_TASK INSTRUCTIONS:_
What lines of the data hold the string "Casualties"? Pull each one out.

++++++

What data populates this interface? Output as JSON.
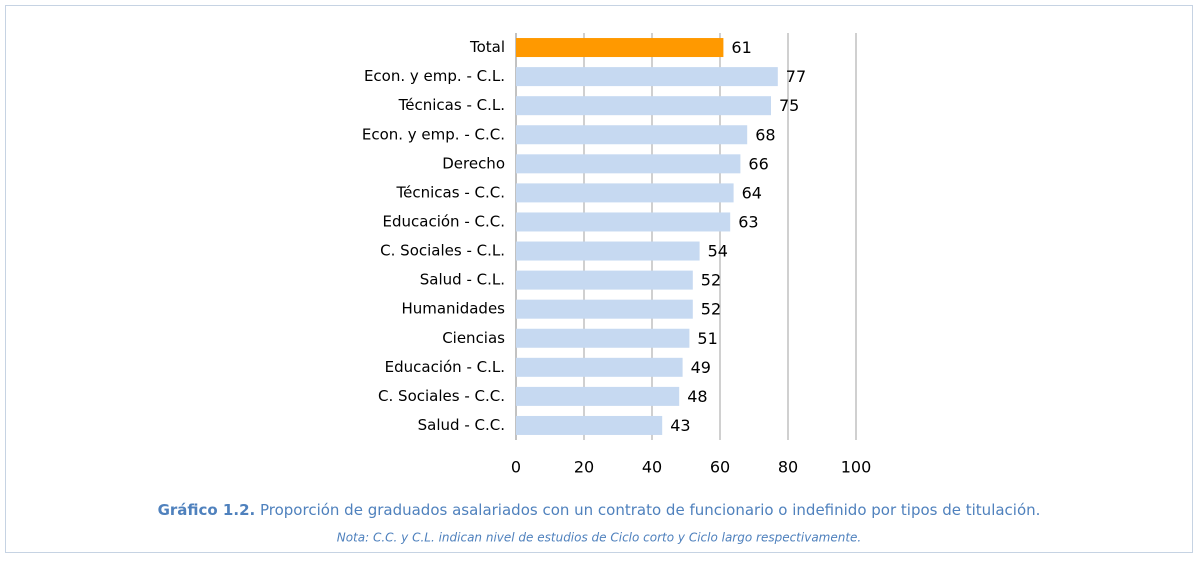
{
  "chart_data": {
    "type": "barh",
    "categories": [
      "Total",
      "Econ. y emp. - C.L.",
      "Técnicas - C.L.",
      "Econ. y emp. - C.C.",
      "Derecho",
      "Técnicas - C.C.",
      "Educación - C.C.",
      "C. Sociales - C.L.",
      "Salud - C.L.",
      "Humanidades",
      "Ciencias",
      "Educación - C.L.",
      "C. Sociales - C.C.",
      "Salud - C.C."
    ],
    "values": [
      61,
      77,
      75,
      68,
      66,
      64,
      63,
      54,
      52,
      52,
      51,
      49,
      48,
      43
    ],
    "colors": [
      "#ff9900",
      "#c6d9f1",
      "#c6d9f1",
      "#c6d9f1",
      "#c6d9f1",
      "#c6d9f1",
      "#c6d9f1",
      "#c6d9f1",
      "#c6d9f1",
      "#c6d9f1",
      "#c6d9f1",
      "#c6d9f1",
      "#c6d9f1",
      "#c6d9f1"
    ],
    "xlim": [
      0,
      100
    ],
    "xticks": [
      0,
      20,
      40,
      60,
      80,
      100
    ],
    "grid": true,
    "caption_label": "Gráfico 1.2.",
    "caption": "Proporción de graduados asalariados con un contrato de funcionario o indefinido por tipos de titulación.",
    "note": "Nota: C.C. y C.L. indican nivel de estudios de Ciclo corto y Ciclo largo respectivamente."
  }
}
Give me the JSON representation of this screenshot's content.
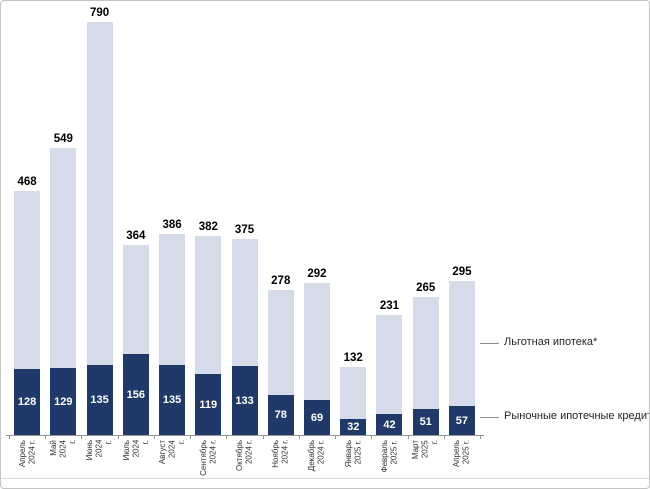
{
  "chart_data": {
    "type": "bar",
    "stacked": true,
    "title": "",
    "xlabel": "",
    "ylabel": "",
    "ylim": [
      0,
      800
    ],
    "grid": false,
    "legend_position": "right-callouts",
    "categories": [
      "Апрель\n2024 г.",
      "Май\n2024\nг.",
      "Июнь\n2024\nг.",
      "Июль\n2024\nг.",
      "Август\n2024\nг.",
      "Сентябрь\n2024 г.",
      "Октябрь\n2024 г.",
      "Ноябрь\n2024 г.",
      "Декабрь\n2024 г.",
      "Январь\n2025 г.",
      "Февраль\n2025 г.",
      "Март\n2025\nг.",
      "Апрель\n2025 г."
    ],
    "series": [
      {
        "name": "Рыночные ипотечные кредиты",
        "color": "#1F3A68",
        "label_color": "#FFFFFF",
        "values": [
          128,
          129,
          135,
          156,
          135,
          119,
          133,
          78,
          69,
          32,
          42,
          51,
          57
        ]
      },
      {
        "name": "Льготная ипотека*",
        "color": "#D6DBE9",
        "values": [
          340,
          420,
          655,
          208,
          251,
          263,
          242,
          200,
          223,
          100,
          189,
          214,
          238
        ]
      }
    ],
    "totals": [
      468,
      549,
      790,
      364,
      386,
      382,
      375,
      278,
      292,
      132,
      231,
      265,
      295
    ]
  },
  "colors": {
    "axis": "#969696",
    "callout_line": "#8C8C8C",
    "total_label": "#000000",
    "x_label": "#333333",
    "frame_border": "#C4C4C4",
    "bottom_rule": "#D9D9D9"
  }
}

++++++

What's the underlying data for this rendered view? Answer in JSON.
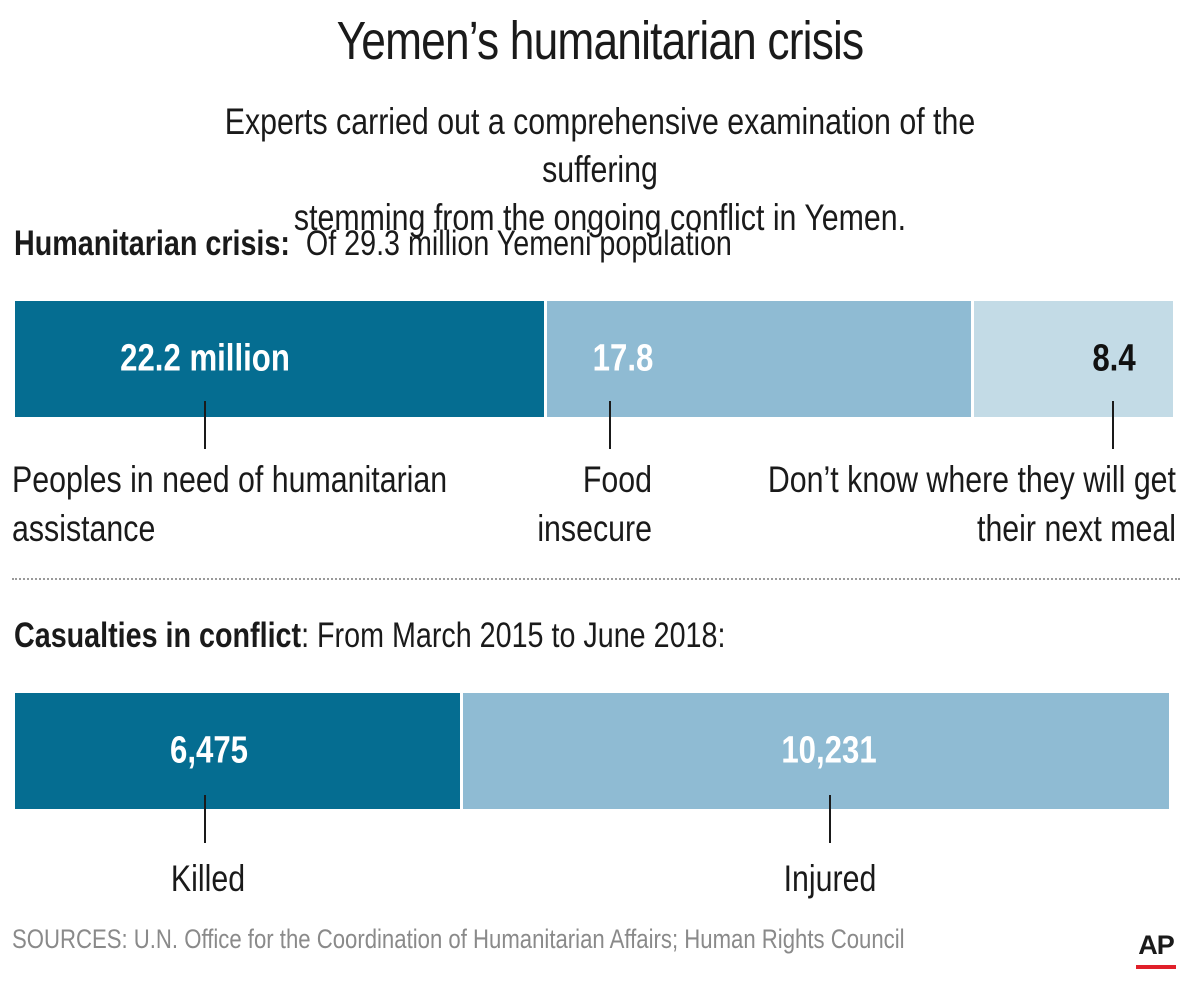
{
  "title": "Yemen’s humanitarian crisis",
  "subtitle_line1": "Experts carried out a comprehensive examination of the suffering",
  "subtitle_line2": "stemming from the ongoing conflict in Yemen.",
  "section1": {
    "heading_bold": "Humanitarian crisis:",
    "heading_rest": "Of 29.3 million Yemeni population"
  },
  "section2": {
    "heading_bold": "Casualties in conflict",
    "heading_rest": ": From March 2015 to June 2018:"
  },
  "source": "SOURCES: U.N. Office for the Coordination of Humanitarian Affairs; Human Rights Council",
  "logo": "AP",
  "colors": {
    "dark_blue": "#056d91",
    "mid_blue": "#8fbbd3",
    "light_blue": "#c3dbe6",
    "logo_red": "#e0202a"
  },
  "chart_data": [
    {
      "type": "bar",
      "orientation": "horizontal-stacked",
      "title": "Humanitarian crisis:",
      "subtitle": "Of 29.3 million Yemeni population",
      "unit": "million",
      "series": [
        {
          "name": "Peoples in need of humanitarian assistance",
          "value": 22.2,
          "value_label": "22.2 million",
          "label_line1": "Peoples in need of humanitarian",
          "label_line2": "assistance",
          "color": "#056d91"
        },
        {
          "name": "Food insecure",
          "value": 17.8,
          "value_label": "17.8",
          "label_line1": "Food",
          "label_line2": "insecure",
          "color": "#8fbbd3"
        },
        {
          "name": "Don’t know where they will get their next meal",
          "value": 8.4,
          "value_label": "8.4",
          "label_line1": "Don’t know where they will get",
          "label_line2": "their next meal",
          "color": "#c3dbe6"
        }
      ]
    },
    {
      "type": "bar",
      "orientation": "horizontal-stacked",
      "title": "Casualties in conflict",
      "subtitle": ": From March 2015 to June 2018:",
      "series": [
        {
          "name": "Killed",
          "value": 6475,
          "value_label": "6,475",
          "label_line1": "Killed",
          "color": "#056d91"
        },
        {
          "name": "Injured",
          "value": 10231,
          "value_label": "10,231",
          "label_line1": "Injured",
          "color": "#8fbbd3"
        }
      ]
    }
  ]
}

++++++

_SOLUTION TO THIS EXERCISE:_
    "heading_bold": "Casualties in conflict",
      "title": "Casualties in conflict",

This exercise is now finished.